* _What is needed_: Return each line of the listing below, unchanged, and omit the images.

* _Record extracts_:
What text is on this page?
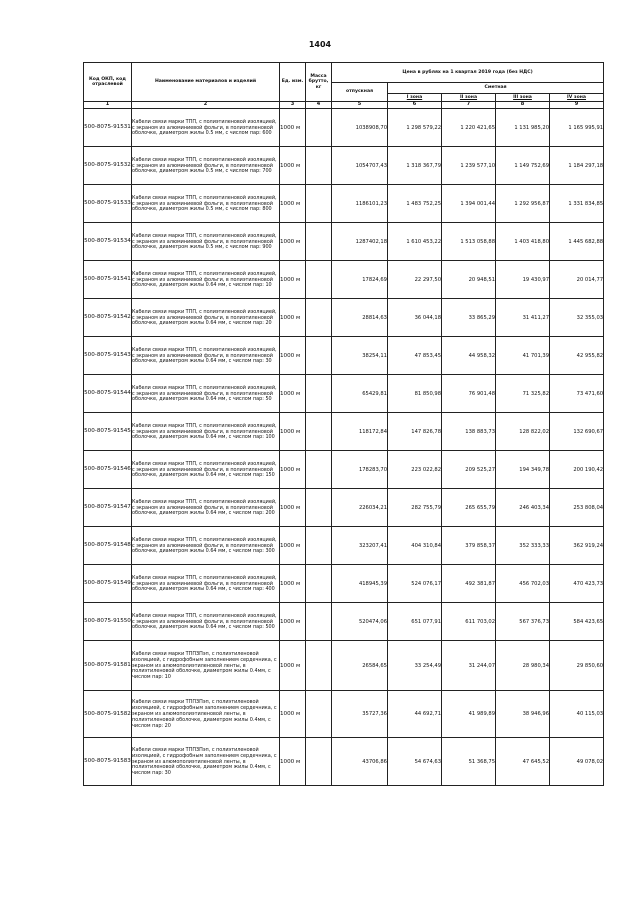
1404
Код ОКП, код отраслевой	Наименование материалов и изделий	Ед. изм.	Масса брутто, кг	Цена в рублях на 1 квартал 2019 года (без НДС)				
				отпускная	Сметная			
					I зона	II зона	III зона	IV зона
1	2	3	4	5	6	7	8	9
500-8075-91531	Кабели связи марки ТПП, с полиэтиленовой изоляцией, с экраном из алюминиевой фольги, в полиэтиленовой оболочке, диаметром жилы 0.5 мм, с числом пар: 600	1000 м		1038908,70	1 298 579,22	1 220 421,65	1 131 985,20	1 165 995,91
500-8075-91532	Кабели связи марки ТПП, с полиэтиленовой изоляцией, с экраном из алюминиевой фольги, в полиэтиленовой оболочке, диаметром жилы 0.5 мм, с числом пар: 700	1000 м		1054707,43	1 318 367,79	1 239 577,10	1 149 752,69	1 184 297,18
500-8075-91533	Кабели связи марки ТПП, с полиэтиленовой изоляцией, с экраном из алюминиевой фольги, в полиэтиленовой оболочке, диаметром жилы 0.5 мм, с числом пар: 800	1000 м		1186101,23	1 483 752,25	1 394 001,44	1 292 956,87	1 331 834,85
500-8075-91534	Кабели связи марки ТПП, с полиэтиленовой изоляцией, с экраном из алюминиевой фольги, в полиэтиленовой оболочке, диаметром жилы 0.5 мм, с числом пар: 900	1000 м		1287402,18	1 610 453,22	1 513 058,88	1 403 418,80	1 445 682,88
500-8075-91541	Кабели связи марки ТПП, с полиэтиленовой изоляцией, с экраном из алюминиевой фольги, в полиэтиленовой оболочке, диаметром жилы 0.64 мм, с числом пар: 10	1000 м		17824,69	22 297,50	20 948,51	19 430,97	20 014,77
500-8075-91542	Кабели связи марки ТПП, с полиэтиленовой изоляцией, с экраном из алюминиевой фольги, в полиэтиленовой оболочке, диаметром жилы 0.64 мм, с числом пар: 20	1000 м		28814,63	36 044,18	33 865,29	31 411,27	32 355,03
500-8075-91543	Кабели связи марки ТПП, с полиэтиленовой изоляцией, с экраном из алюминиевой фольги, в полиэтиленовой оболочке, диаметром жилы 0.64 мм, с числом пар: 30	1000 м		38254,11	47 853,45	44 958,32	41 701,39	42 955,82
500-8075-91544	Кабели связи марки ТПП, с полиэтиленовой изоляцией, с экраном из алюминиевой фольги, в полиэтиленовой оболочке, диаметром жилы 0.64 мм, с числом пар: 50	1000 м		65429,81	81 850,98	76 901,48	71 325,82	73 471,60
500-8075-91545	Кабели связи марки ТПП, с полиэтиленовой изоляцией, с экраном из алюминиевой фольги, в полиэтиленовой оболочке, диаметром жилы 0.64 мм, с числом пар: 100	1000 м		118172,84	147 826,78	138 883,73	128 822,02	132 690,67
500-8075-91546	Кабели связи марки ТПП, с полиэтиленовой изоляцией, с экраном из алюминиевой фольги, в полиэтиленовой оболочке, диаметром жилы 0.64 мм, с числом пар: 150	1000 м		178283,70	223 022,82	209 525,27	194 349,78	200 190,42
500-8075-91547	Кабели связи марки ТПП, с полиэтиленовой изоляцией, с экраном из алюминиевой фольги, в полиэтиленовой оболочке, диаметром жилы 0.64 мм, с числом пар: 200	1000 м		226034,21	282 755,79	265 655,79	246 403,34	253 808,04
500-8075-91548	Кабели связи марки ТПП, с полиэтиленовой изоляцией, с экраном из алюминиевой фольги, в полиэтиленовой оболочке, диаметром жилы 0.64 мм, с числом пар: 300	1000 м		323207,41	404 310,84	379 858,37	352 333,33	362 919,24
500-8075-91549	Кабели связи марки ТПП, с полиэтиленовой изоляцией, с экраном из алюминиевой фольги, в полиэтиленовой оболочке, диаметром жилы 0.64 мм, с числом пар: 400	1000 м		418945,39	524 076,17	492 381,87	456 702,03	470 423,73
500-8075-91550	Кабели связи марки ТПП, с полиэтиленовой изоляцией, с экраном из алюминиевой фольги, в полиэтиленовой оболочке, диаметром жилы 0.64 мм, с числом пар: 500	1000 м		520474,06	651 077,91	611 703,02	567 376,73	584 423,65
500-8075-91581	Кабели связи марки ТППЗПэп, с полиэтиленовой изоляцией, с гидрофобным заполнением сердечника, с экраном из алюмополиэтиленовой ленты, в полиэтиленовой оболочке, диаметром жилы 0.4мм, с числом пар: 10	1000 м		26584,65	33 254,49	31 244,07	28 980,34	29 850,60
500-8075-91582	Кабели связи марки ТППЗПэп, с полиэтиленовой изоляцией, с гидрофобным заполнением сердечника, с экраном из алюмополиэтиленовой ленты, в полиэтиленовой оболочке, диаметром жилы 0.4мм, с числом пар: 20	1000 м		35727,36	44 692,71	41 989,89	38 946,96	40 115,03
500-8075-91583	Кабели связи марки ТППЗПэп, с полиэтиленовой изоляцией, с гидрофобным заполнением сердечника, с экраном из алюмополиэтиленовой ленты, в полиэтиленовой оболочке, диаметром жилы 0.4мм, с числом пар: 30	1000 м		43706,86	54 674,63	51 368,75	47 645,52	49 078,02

* _Final result_:
What text is on this page?
1404
Код ОКП, код отраслевой	Наименование материалов и изделий	Ед. изм.	Масса брутто, кг	Цена в рублях на 1 квартал 2019 года (без НДС)				
				отпускная	Сметная			
					I зона	II зона	III зона	IV зона
1	2	3	4	5	6	7	8	9
500-8075-91531	Кабели связи марки ТПП, с полиэтиленовой изоляцией, с экраном из алюминиевой фольги, в полиэтиленовой оболочке, диаметром жилы 0.5 мм, с числом пар: 600	1000 м		1038908,70	1 298 579,22	1 220 421,65	1 131 985,20	1 165 995,91
500-8075-91532	Кабели связи марки ТПП, с полиэтиленовой изоляцией, с экраном из алюминиевой фольги, в полиэтиленовой оболочке, диаметром жилы 0.5 мм, с числом пар: 700	1000 м		1054707,43	1 318 367,79	1 239 577,10	1 149 752,69	1 184 297,18
500-8075-91533	Кабели связи марки ТПП, с полиэтиленовой изоляцией, с экраном из алюминиевой фольги, в полиэтиленовой оболочке, диаметром жилы 0.5 мм, с числом пар: 800	1000 м		1186101,23	1 483 752,25	1 394 001,44	1 292 956,87	1 331 834,85
500-8075-91534	Кабели связи марки ТПП, с полиэтиленовой изоляцией, с экраном из алюминиевой фольги, в полиэтиленовой оболочке, диаметром жилы 0.5 мм, с числом пар: 900	1000 м		1287402,18	1 610 453,22	1 513 058,88	1 403 418,80	1 445 682,88
500-8075-91541	Кабели связи марки ТПП, с полиэтиленовой изоляцией, с экраном из алюминиевой фольги, в полиэтиленовой оболочке, диаметром жилы 0.64 мм, с числом пар: 10	1000 м		17824,69	22 297,50	20 948,51	19 430,97	20 014,77
500-8075-91542	Кабели связи марки ТПП, с полиэтиленовой изоляцией, с экраном из алюминиевой фольги, в полиэтиленовой оболочке, диаметром жилы 0.64 мм, с числом пар: 20	1000 м		28814,63	36 044,18	33 865,29	31 411,27	32 355,03
500-8075-91543	Кабели связи марки ТПП, с полиэтиленовой изоляцией, с экраном из алюминиевой фольги, в полиэтиленовой оболочке, диаметром жилы 0.64 мм, с числом пар: 30	1000 м		38254,11	47 853,45	44 958,32	41 701,39	42 955,82
500-8075-91544	Кабели связи марки ТПП, с полиэтиленовой изоляцией, с экраном из алюминиевой фольги, в полиэтиленовой оболочке, диаметром жилы 0.64 мм, с числом пар: 50	1000 м		65429,81	81 850,98	76 901,48	71 325,82	73 471,60
500-8075-91545	Кабели связи марки ТПП, с полиэтиленовой изоляцией, с экраном из алюминиевой фольги, в полиэтиленовой оболочке, диаметром жилы 0.64 мм, с числом пар: 100	1000 м		118172,84	147 826,78	138 883,73	128 822,02	132 690,67
500-8075-91546	Кабели связи марки ТПП, с полиэтиленовой изоляцией, с экраном из алюминиевой фольги, в полиэтиленовой оболочке, диаметром жилы 0.64 мм, с числом пар: 150	1000 м		178283,70	223 022,82	209 525,27	194 349,78	200 190,42
500-8075-91547	Кабели связи марки ТПП, с полиэтиленовой изоляцией, с экраном из алюминиевой фольги, в полиэтиленовой оболочке, диаметром жилы 0.64 мм, с числом пар: 200	1000 м		226034,21	282 755,79	265 655,79	246 403,34	253 808,04
500-8075-91548	Кабели связи марки ТПП, с полиэтиленовой изоляцией, с экраном из алюминиевой фольги, в полиэтиленовой оболочке, диаметром жилы 0.64 мм, с числом пар: 300	1000 м		323207,41	404 310,84	379 858,37	352 333,33	362 919,24
500-8075-91549	Кабели связи марки ТПП, с полиэтиленовой изоляцией, с экраном из алюминиевой фольги, в полиэтиленовой оболочке, диаметром жилы 0.64 мм, с числом пар: 400	1000 м		418945,39	524 076,17	492 381,87	456 702,03	470 423,73
500-8075-91550	Кабели связи марки ТПП, с полиэтиленовой изоляцией, с экраном из алюминиевой фольги, в полиэтиленовой оболочке, диаметром жилы 0.64 мм, с числом пар: 500	1000 м		520474,06	651 077,91	611 703,02	567 376,73	584 423,65
500-8075-91581	Кабели связи марки ТППЗПэп, с полиэтиленовой изоляцией, с гидрофобным заполнением сердечника, с экраном из алюмополиэтиленовой ленты, в полиэтиленовой оболочке, диаметром жилы 0.4мм, с числом пар: 10	1000 м		26584,65	33 254,49	31 244,07	28 980,34	29 850,60
500-8075-91582	Кабели связи марки ТППЗПэп, с полиэтиленовой изоляцией, с гидрофобным заполнением сердечника, с экраном из алюмополиэтиленовой ленты, в полиэтиленовой оболочке, диаметром жилы 0.4мм, с числом пар: 20	1000 м		35727,36	44 692,71	41 989,89	38 946,96	40 115,03
500-8075-91583	Кабели связи марки ТППЗПэп, с полиэтиленовой изоляцией, с гидрофобным заполнением сердечника, с экраном из алюмополиэтиленовой ленты, в полиэтиленовой оболочке, диаметром жилы 0.4мм, с числом пар: 30	1000 м		43706,86	54 674,63	51 368,75	47 645,52	49 078,02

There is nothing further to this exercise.